Please recast the records below as a JSON list of strings, with one string for each line and blank lines skipped. Leave the pictures out of the answer.

§ **Given entries**:
====

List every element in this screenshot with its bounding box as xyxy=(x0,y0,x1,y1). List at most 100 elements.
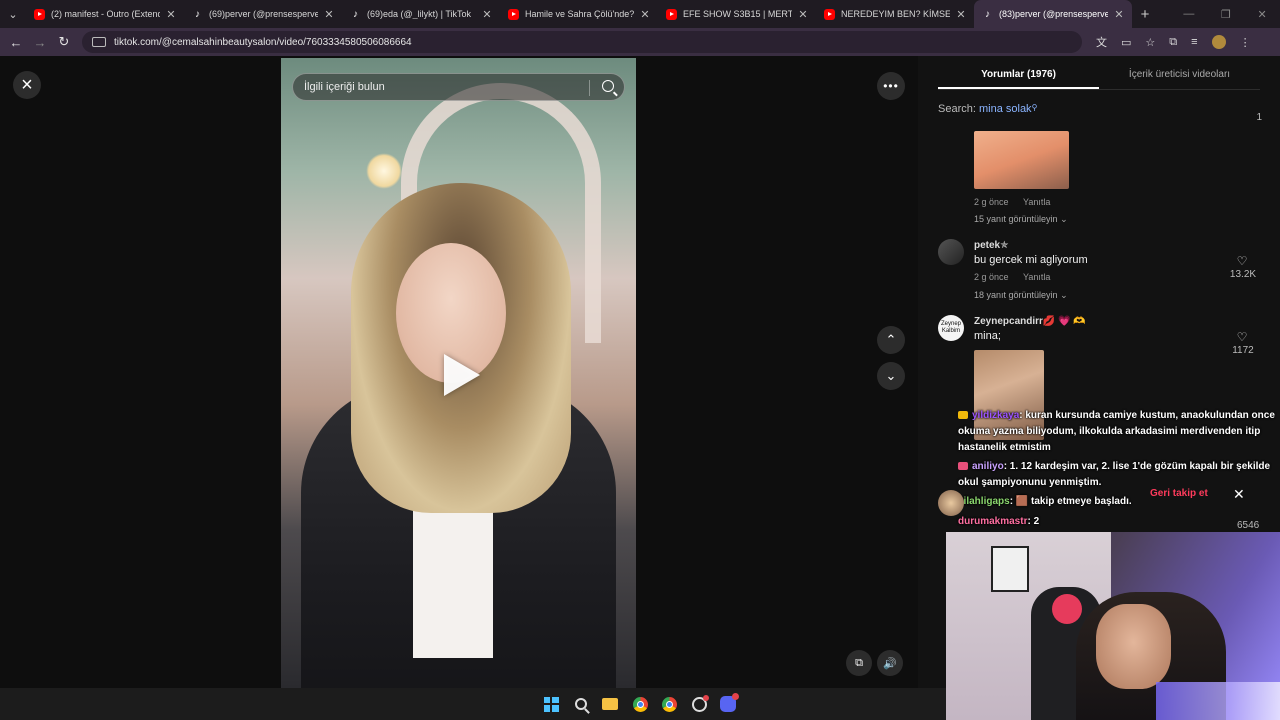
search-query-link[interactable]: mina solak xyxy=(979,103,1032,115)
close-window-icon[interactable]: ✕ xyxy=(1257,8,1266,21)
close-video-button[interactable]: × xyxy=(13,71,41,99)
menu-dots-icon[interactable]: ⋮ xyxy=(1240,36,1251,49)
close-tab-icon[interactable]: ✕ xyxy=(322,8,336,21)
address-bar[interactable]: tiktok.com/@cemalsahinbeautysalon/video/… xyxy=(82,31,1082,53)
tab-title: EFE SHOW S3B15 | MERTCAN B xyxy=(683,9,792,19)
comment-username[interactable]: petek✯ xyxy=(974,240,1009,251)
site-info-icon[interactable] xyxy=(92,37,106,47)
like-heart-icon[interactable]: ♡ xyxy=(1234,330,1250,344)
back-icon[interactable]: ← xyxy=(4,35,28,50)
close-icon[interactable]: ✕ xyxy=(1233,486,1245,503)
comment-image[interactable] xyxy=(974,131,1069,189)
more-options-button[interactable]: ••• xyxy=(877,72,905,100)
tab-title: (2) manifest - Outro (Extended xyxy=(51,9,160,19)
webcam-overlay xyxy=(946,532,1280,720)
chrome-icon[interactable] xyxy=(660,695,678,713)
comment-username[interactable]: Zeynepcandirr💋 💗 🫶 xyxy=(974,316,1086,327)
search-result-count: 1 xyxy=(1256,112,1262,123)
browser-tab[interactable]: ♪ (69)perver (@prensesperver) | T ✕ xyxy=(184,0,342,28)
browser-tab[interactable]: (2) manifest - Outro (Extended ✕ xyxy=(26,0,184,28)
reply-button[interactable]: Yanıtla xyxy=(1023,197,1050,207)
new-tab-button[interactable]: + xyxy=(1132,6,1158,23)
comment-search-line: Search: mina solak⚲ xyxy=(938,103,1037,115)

====

§ **Reply to the task**:
[
  "List every element in this screenshot with its bounding box as xyxy=(x0,y0,x1,y1). List at most 100 elements.",
  "search-query-link[interactable]: mina solak xyxy=(979,103,1032,115)",
  "close-window-icon[interactable]: ✕ xyxy=(1257,8,1266,21)",
  "close-video-button[interactable]: × xyxy=(13,71,41,99)",
  "menu-dots-icon[interactable]: ⋮ xyxy=(1240,36,1251,49)",
  "close-tab-icon[interactable]: ✕ xyxy=(322,8,336,21)",
  "address-bar[interactable]: tiktok.com/@cemalsahinbeautysalon/video/… xyxy=(82,31,1082,53)",
  "tab-title: EFE SHOW S3B15 | MERTCAN B xyxy=(683,9,792,19)",
  "comment-username[interactable]: petek✯ xyxy=(974,240,1009,251)",
  "site-info-icon[interactable] xyxy=(92,37,106,47)",
  "like-heart-icon[interactable]: ♡ xyxy=(1234,330,1250,344)",
  "back-icon[interactable]: ← xyxy=(4,35,28,50)",
  "close-icon[interactable]: ✕ xyxy=(1233,486,1245,503)",
  "comment-image[interactable] xyxy=(974,131,1069,189)",
  "more-options-button[interactable]: ••• xyxy=(877,72,905,100)",
  "tab-title: (2) manifest - Outro (Extended xyxy=(51,9,160,19)",
  "webcam-overlay xyxy=(946,532,1280,720)",
  "chrome-icon[interactable] xyxy=(660,695,678,713)",
  "comment-username[interactable]: Zeynepcandirr💋 💗 🫶 xyxy=(974,316,1086,327)",
  "search-result-count: 1 xyxy=(1256,112,1262,123)",
  "browser-tab[interactable]: ♪ (69)perver (@prensesperver) | T ✕ xyxy=(184,0,342,28)",
  "browser-tab[interactable]: (2) manifest - Outro (Extended ✕ xyxy=(26,0,184,28)",
  "reply-button[interactable]: Yanıtla xyxy=(1023,197,1050,207)",
  "new-tab-button[interactable]: + xyxy=(1132,6,1158,23)",
  "comment-search-line: Search: mina solak⚲ xyxy=(938,103,1037,115)"
]